START DATA LISTING

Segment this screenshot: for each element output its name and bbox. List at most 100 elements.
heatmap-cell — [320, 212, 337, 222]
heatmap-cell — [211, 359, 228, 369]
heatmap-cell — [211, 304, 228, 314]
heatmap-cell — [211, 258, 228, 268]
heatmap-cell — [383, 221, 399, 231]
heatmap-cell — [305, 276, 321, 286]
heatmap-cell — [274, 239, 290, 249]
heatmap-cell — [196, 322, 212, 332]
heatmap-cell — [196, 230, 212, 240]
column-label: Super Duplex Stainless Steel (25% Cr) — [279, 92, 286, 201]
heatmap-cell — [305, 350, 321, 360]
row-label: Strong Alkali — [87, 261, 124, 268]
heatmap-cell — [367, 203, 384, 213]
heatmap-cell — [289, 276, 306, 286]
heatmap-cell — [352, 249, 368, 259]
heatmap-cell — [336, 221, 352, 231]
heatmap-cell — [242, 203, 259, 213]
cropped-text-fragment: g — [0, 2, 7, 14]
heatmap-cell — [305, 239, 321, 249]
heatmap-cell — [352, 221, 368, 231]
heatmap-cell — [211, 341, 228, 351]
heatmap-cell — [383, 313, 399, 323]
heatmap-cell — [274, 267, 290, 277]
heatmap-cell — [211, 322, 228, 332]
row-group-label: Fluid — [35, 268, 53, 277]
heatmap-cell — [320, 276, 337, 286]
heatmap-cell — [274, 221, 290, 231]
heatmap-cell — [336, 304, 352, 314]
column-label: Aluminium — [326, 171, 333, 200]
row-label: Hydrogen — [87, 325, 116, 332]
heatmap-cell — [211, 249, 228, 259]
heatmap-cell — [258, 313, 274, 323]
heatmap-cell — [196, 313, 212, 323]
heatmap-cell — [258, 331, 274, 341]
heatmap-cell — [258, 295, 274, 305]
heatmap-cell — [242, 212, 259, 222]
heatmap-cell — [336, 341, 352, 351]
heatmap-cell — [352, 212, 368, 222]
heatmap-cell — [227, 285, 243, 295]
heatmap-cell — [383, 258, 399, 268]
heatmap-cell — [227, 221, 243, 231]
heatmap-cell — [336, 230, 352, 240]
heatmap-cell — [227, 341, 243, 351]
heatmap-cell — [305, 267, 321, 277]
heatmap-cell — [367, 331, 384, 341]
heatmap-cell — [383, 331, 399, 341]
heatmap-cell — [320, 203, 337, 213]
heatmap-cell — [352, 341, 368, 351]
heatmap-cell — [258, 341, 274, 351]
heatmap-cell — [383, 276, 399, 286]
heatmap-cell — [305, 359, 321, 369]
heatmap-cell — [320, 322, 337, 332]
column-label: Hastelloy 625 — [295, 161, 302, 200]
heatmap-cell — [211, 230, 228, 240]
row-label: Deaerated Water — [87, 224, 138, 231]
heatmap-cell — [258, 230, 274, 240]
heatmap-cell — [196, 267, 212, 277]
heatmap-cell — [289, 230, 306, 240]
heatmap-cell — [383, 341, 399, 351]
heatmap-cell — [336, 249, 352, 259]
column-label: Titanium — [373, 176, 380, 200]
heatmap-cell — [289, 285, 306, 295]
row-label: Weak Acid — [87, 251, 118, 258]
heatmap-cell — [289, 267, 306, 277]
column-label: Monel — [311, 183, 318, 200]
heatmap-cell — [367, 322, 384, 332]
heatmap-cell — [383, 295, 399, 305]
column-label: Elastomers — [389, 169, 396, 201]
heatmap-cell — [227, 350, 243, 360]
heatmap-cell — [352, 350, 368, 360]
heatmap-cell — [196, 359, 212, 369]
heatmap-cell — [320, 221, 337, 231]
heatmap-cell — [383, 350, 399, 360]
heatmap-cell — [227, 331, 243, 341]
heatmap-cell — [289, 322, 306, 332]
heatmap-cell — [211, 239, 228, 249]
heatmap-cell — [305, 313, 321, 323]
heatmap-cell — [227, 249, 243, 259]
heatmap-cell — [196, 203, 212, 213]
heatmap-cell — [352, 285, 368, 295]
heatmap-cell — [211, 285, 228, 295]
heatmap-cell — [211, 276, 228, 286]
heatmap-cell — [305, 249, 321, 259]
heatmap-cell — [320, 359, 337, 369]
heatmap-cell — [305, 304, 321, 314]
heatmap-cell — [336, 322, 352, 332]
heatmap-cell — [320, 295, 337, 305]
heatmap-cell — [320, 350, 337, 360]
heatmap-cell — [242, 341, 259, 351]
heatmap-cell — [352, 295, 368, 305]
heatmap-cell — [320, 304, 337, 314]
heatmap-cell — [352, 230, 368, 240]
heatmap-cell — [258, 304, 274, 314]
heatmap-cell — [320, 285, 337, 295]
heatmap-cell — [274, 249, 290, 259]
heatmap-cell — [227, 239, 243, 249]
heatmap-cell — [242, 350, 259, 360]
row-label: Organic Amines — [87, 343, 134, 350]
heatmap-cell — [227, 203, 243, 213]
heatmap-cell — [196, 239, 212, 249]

END DATA LISTING

YOUR OBJECTIVE: Reproduce the material verbatim from its first line through the line containing "heatmap-cell — [274, 239, 290, 249]", including both of those lines.

SOLUTION FOR THIS PROBLEM:
Segment this screenshot: for each element output its name and bbox. List at most 100 elements.
heatmap-cell — [320, 212, 337, 222]
heatmap-cell — [211, 359, 228, 369]
heatmap-cell — [211, 304, 228, 314]
heatmap-cell — [211, 258, 228, 268]
heatmap-cell — [383, 221, 399, 231]
heatmap-cell — [305, 276, 321, 286]
heatmap-cell — [274, 239, 290, 249]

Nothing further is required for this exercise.